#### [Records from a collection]
>> begin
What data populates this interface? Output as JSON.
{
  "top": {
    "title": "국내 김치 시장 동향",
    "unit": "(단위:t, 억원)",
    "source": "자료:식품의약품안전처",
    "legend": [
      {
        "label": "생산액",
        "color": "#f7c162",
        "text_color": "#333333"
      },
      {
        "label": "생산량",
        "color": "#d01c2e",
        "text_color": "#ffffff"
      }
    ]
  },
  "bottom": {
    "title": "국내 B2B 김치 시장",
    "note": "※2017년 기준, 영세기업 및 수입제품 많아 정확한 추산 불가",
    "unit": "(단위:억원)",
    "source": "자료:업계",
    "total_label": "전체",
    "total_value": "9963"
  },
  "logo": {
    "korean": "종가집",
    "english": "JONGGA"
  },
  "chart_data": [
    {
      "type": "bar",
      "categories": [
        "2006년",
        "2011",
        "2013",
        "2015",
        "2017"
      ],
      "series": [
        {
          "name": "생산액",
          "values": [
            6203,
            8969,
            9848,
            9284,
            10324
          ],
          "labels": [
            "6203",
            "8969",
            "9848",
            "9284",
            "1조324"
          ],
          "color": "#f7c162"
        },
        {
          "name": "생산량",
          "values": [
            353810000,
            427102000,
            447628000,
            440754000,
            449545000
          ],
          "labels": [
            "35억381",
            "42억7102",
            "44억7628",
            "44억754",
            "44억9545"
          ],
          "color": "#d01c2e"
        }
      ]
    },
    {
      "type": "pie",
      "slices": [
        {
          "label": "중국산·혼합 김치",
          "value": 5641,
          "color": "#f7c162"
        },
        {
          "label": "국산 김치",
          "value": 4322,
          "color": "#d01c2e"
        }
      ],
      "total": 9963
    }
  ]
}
>> end
#### [Stated goal]
Using the data above, output each line exactly.

#### [Answer in full]
What data populates this interface? Output as JSON.
{
  "top": {
    "title": "국내 김치 시장 동향",
    "unit": "(단위:t, 억원)",
    "source": "자료:식품의약품안전처",
    "legend": [
      {
        "label": "생산액",
        "color": "#f7c162",
        "text_color": "#333333"
      },
      {
        "label": "생산량",
        "color": "#d01c2e",
        "text_color": "#ffffff"
      }
    ]
  },
  "bottom": {
    "title": "국내 B2B 김치 시장",
    "note": "※2017년 기준, 영세기업 및 수입제품 많아 정확한 추산 불가",
    "unit": "(단위:억원)",
    "source": "자료:업계",
    "total_label": "전체",
    "total_value": "9963"
  },
  "logo": {
    "korean": "종가집",
    "english": "JONGGA"
  },
  "chart_data": [
    {
      "type": "bar",
      "categories": [
        "2006년",
        "2011",
        "2013",
        "2015",
        "2017"
      ],
      "series": [
        {
          "name": "생산액",
          "values": [
            6203,
            8969,
            9848,
            9284,
            10324
          ],
          "labels": [
            "6203",
            "8969",
            "9848",
            "9284",
            "1조324"
          ],
          "color": "#f7c162"
        },
        {
          "name": "생산량",
          "values": [
            353810000,
            427102000,
            447628000,
            440754000,
            449545000
          ],
          "labels": [
            "35억381",
            "42억7102",
            "44억7628",
            "44억754",
            "44억9545"
          ],
          "color": "#d01c2e"
        }
      ]
    },
    {
      "type": "pie",
      "slices": [
        {
          "label": "중국산·혼합 김치",
          "value": 5641,
          "color": "#f7c162"
        },
        {
          "label": "국산 김치",
          "value": 4322,
          "color": "#d01c2e"
        }
      ],
      "total": 9963
    }
  ]
}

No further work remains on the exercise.